# Try it:
Among the entries below, which lines include the string "data"? Show each one.

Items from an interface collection
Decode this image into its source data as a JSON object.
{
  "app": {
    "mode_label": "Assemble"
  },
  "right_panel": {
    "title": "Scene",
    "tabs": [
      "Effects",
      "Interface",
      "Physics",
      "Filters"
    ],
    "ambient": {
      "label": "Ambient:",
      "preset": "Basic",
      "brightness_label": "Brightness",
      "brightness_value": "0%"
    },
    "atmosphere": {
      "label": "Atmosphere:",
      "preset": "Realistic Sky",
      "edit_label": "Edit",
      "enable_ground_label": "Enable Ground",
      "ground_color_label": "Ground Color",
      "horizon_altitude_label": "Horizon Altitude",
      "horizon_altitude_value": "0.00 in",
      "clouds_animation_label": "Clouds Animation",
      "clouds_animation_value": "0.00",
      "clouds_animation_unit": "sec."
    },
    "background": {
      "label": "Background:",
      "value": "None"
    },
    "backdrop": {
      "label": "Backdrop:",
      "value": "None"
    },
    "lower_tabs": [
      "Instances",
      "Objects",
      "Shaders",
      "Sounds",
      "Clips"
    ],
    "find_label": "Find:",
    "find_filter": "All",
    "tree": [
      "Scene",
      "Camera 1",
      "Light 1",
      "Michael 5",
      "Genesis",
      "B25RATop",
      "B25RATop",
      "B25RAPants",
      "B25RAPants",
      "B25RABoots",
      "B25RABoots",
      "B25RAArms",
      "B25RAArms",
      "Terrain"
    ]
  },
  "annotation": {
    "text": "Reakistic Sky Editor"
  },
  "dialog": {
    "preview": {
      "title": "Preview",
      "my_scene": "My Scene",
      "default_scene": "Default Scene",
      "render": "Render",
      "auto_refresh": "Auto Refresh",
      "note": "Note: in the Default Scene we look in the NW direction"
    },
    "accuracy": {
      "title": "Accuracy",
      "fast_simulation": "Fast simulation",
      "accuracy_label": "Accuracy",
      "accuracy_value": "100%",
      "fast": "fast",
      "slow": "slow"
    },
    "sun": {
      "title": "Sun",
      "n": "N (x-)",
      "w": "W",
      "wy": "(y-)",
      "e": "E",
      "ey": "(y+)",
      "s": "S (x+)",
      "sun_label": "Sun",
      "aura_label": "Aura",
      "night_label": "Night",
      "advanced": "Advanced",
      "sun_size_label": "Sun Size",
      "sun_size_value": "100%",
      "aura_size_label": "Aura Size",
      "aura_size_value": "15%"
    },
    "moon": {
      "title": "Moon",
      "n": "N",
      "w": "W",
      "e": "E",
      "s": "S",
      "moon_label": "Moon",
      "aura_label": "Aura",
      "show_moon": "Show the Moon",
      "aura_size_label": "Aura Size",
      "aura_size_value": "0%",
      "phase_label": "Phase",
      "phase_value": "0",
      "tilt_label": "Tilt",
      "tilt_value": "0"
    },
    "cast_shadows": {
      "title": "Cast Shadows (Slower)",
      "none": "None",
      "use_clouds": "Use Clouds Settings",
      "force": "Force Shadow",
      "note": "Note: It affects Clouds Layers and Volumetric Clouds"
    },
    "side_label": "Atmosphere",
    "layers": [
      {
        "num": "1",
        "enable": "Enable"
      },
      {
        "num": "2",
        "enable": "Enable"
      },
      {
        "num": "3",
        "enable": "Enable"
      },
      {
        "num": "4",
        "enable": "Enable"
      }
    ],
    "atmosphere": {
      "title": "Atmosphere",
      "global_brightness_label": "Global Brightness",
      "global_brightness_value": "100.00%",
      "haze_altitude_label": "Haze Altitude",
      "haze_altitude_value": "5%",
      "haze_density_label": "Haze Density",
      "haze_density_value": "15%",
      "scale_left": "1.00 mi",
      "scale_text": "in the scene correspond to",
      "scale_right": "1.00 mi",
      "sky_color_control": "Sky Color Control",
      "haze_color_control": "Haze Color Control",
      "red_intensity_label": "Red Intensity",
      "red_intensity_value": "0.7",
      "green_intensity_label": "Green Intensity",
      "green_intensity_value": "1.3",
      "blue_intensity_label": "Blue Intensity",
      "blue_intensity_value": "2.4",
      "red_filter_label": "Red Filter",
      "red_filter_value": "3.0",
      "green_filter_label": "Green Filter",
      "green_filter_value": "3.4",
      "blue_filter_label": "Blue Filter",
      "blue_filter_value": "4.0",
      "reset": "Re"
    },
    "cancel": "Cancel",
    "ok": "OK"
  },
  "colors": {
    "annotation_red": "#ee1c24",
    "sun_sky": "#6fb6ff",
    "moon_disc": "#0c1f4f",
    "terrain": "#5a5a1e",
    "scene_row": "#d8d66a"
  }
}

...

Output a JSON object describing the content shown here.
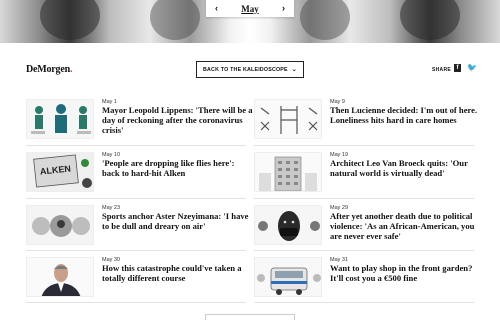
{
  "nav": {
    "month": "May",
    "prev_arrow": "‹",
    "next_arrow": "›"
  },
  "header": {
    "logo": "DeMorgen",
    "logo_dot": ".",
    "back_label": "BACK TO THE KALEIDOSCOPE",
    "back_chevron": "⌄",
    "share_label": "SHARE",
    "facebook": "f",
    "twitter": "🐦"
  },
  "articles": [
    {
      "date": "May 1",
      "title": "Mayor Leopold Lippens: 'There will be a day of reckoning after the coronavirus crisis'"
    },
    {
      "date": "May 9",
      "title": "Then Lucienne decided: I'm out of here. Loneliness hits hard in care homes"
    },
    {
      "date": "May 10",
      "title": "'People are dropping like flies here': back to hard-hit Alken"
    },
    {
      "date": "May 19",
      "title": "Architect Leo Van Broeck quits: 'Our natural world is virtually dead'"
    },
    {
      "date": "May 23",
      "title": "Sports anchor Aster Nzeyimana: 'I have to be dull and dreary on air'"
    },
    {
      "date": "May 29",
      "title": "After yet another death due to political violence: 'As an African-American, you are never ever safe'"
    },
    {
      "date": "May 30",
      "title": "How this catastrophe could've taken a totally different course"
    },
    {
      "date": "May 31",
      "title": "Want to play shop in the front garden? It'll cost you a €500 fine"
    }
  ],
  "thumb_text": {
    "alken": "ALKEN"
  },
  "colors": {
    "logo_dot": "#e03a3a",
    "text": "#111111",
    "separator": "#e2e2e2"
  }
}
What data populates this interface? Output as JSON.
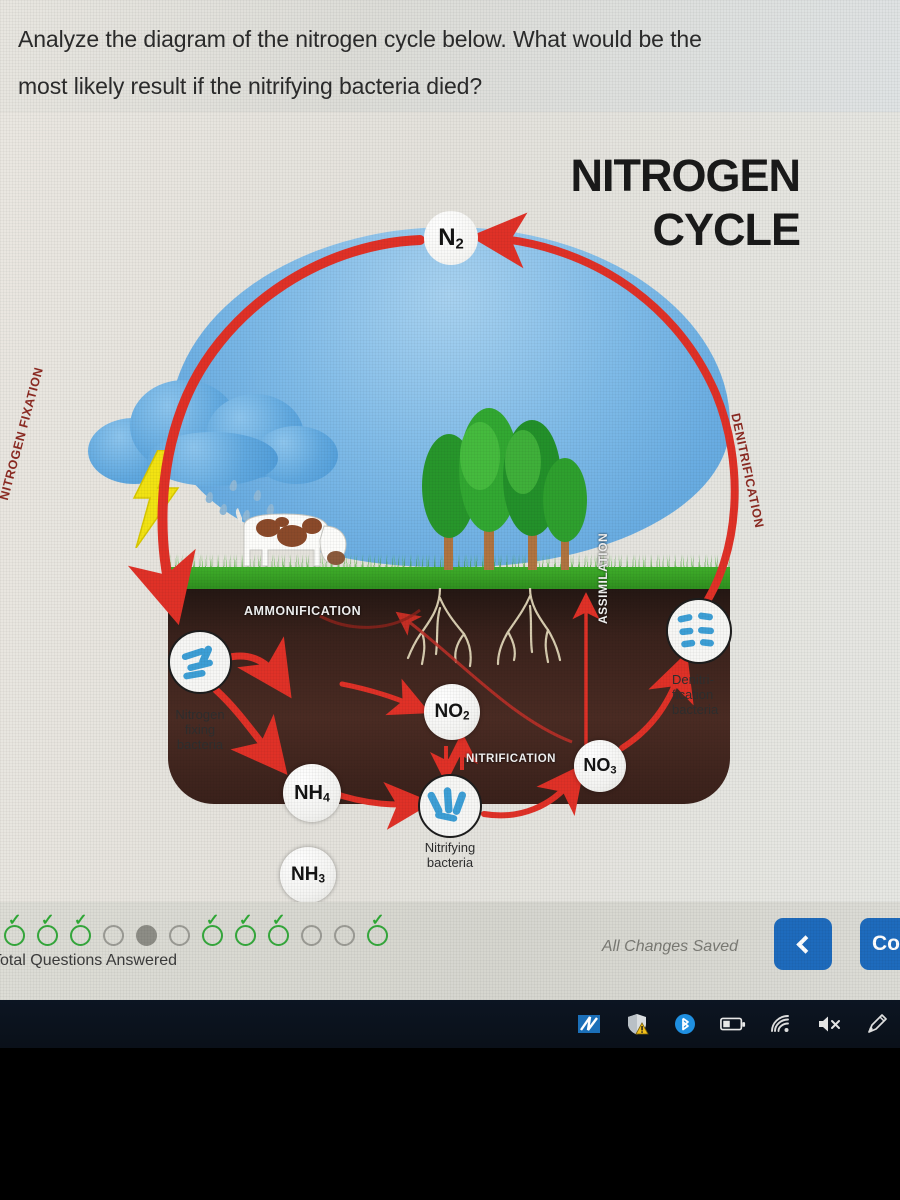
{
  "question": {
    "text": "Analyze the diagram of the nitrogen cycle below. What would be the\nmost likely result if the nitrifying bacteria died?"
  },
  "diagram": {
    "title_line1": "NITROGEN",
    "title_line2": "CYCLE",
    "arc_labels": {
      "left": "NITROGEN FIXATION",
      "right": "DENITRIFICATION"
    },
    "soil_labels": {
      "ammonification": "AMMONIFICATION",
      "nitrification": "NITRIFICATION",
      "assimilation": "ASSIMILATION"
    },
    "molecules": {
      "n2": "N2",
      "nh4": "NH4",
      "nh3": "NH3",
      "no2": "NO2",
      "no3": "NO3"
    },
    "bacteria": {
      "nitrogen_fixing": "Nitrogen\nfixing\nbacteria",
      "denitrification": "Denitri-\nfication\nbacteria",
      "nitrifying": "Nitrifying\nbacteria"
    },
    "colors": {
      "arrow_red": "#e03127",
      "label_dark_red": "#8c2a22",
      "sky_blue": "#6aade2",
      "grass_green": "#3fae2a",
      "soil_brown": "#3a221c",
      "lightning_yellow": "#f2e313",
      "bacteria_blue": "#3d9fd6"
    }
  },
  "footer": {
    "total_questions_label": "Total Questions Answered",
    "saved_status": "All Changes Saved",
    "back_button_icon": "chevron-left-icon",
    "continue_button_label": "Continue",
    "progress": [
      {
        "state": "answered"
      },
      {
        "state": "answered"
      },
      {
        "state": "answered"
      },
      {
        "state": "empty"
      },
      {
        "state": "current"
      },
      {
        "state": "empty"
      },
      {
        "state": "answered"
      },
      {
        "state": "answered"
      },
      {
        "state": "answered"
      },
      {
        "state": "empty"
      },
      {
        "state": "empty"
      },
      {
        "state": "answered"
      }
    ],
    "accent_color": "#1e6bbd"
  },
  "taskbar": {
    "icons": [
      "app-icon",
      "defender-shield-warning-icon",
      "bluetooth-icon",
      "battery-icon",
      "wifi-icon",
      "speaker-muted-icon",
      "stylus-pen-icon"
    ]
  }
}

# Output of the task:
Decode this image into its source data as a JSON object.
What data populates this interface? Output as JSON.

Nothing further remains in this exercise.